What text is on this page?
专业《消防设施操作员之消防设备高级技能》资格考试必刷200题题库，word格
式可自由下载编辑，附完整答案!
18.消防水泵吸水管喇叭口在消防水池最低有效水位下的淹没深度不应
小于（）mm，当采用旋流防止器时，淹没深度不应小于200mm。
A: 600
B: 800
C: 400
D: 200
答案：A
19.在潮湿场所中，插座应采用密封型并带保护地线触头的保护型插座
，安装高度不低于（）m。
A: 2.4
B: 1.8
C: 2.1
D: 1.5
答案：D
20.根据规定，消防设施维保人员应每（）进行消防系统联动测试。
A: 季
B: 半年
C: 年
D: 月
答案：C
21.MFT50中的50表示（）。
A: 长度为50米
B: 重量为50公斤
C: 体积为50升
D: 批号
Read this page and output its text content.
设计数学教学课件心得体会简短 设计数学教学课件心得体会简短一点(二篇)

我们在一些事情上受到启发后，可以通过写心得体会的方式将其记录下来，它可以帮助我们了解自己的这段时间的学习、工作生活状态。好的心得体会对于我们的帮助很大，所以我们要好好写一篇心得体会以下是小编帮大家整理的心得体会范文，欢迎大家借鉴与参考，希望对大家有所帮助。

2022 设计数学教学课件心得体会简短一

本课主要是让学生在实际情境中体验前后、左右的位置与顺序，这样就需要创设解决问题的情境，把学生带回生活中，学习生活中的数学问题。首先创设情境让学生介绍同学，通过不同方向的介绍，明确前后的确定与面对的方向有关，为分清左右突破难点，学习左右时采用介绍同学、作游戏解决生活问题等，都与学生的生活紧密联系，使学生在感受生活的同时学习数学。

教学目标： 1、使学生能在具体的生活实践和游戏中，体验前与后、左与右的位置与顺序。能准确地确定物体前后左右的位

□ □ □ □

- **Brief**:
Print again each line of the listing above, exactly as it appears.

- **Completed exercise**:
What text is on this page?
专业《消防设施操作员之消防设备高级技能》资格考试必刷200题题库，word格
式可自由下载编辑，附完整答案!
18.消防水泵吸水管喇叭口在消防水池最低有效水位下的淹没深度不应
小于（）mm，当采用旋流防止器时，淹没深度不应小于200mm。
A: 600
B: 800
C: 400
D: 200
答案：A
19.在潮湿场所中，插座应采用密封型并带保护地线触头的保护型插座
，安装高度不低于（）m。
A: 2.4
B: 1.8
C: 2.1
D: 1.5
答案：D
20.根据规定，消防设施维保人员应每（）进行消防系统联动测试。
A: 季
B: 半年
C: 年
D: 月
答案：C
21.MFT50中的50表示（）。
A: 长度为50米
B: 重量为50公斤
C: 体积为50升
D: 批号
Read this page and output its text content.
设计数学教学课件心得体会简短 设计数学教学课件心得体会简短一点(二篇)

我们在一些事情上受到启发后，可以通过写心得体会的方式将其记录下来，它可以帮助我们了解自己的这段时间的学习、工作生活状态。好的心得体会对于我们的帮助很大，所以我们要好好写一篇心得体会以下是小编帮大家整理的心得体会范文，欢迎大家借鉴与参考，希望对大家有所帮助。

2022 设计数学教学课件心得体会简短一

本课主要是让学生在实际情境中体验前后、左右的位置与顺序，这样就需要创设解决问题的情境，把学生带回生活中，学习生活中的数学问题。首先创设情境让学生介绍同学，通过不同方向的介绍，明确前后的确定与面对的方向有关，为分清左右突破难点，学习左右时采用介绍同学、作游戏解决生活问题等，都与学生的生活紧密联系，使学生在感受生活的同时学习数学。

教学目标： 1、使学生能在具体的生活实践和游戏中，体验前与后、左与右的位置与顺序。能准确地确定物体前后左右的位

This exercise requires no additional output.